Wherever the word "data" appears in a line, copy that line.

==== Extracted records

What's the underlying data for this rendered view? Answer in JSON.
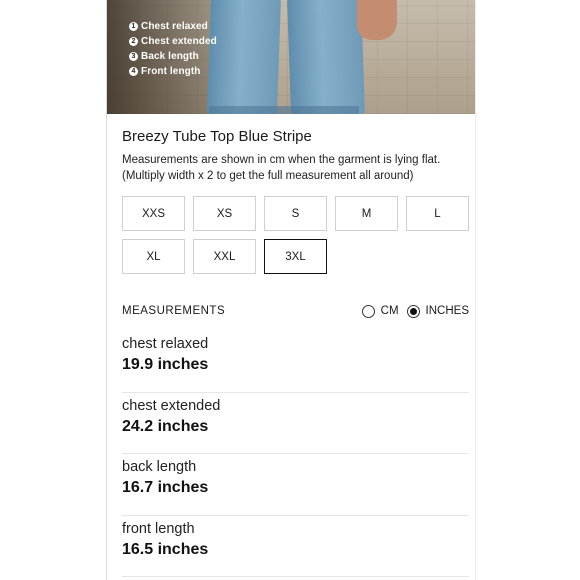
{
  "photo_legend": [
    {
      "num": "1",
      "label": "Chest relaxed"
    },
    {
      "num": "2",
      "label": "Chest extended"
    },
    {
      "num": "3",
      "label": "Back length"
    },
    {
      "num": "4",
      "label": "Front length"
    }
  ],
  "product": {
    "title": "Breezy Tube Top Blue Stripe",
    "description": "Measurements are shown in cm when the garment is lying flat. (Multiply width x 2 to get the full measurement all around)"
  },
  "sizes": [
    "XXS",
    "XS",
    "S",
    "M",
    "L",
    "XL",
    "XXL",
    "3XL"
  ],
  "selected_size": "3XL",
  "measurements": {
    "header": "MEASUREMENTS",
    "units": [
      {
        "label": "CM",
        "selected": false
      },
      {
        "label": "INCHES",
        "selected": true
      }
    ],
    "rows": [
      {
        "name": "chest relaxed",
        "value": "19.9 inches"
      },
      {
        "name": "chest extended",
        "value": "24.2 inches"
      },
      {
        "name": "back length",
        "value": "16.7 inches"
      },
      {
        "name": "front length",
        "value": "16.5 inches"
      }
    ]
  }
}
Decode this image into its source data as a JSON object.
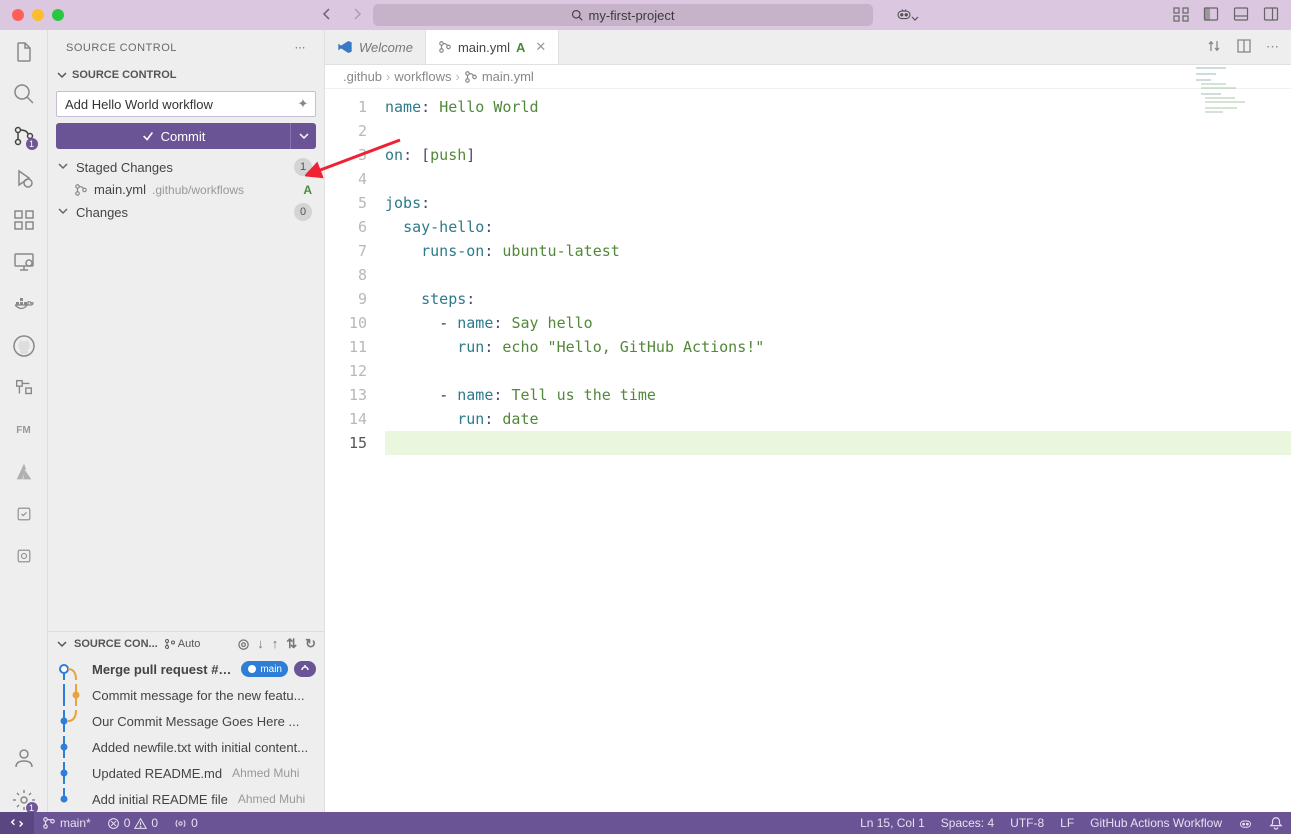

========

- Task response
What's the underlying data for this rendered view? Answer in JSON.
Decode this image into its source data as a JSON object.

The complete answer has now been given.